#### Exercise requirements:
Find and copy every line in the records that includes the string "JSON".
--- Begin Data provided ---
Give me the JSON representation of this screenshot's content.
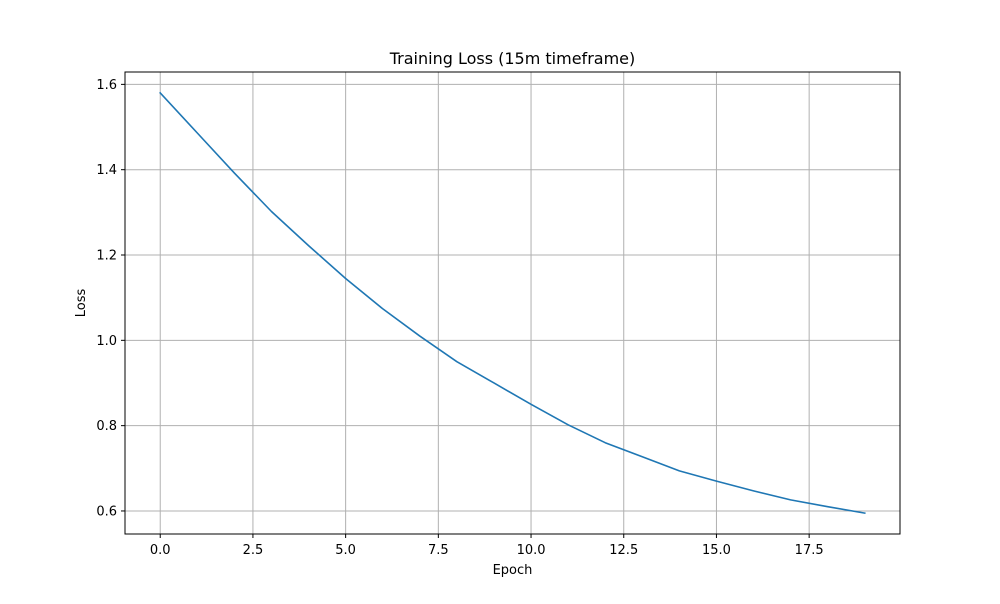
{
  "chart_data": {
    "type": "line",
    "title": "Training Loss (15m timeframe)",
    "xlabel": "Epoch",
    "ylabel": "Loss",
    "xlim": [
      -0.95,
      19.95
    ],
    "ylim": [
      0.546,
      1.629
    ],
    "xticks": [
      0.0,
      2.5,
      5.0,
      7.5,
      10.0,
      12.5,
      15.0,
      17.5
    ],
    "xtick_labels": [
      "0.0",
      "2.5",
      "5.0",
      "7.5",
      "10.0",
      "12.5",
      "15.0",
      "17.5"
    ],
    "yticks": [
      0.6,
      0.8,
      1.0,
      1.2,
      1.4,
      1.6
    ],
    "ytick_labels": [
      "0.6",
      "0.8",
      "1.0",
      "1.2",
      "1.4",
      "1.6"
    ],
    "grid": true,
    "series": [
      {
        "color": "#1f77b4",
        "x": [
          0,
          1,
          2,
          3,
          4,
          5,
          6,
          7,
          8,
          9,
          10,
          11,
          12,
          13,
          14,
          15,
          16,
          17,
          18,
          19
        ],
        "y": [
          1.58,
          1.486,
          1.392,
          1.302,
          1.222,
          1.145,
          1.074,
          1.01,
          0.95,
          0.9,
          0.85,
          0.802,
          0.76,
          0.727,
          0.694,
          0.67,
          0.647,
          0.626,
          0.61,
          0.595
        ]
      }
    ]
  }
}
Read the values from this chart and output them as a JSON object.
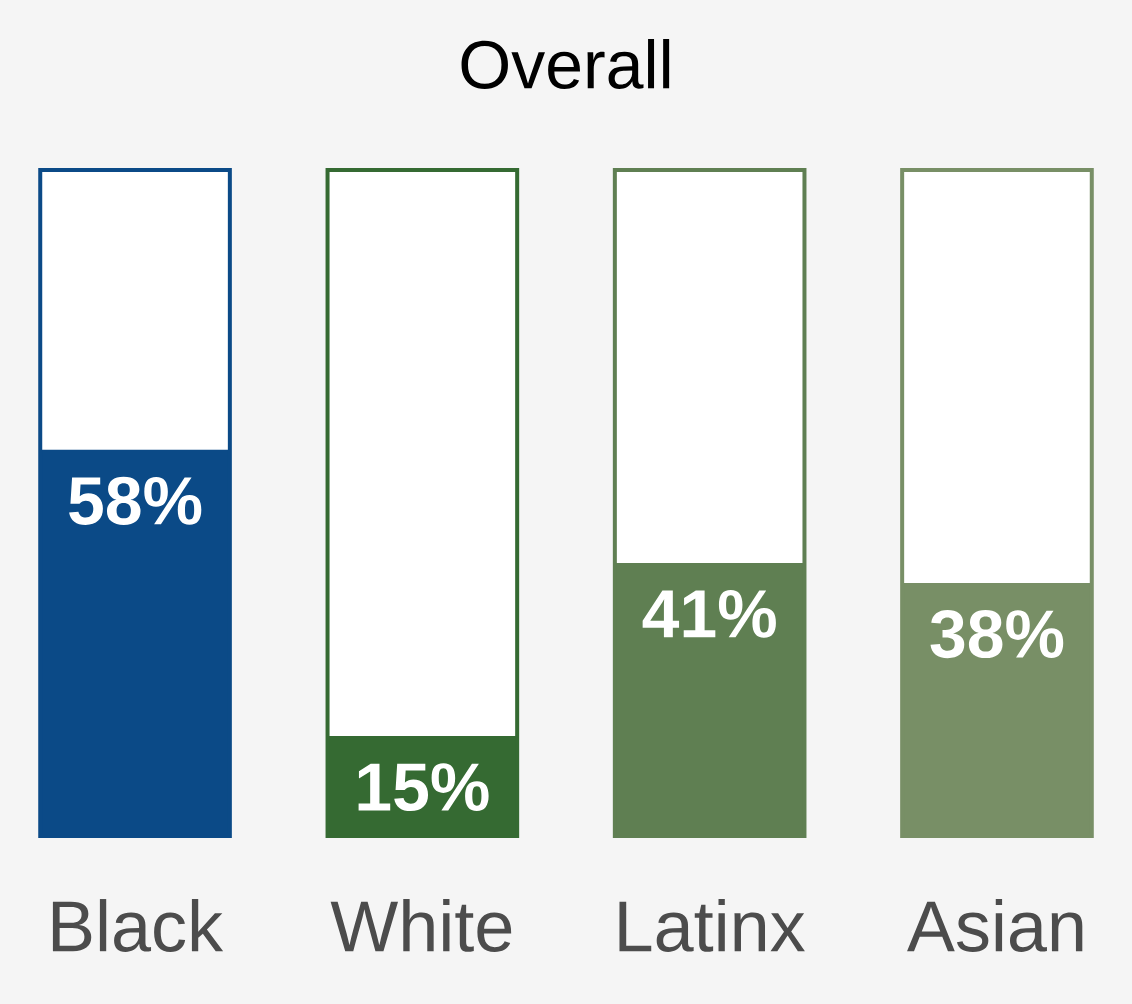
{
  "chart_data": {
    "type": "bar",
    "title": "Overall",
    "categories": [
      "Black",
      "White",
      "Latinx",
      "Asian"
    ],
    "values": [
      58,
      15,
      41,
      38
    ],
    "value_labels": [
      "58%",
      "15%",
      "41%",
      "38%"
    ],
    "colors": [
      "#0b4a87",
      "#356a32",
      "#5f7f52",
      "#788f66"
    ],
    "ylim": [
      0,
      100
    ]
  }
}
--- End Data provided ---
#### In response:
Give me the JSON representation of this screenshot's content.
Read the values from this chart and output them as a JSON object.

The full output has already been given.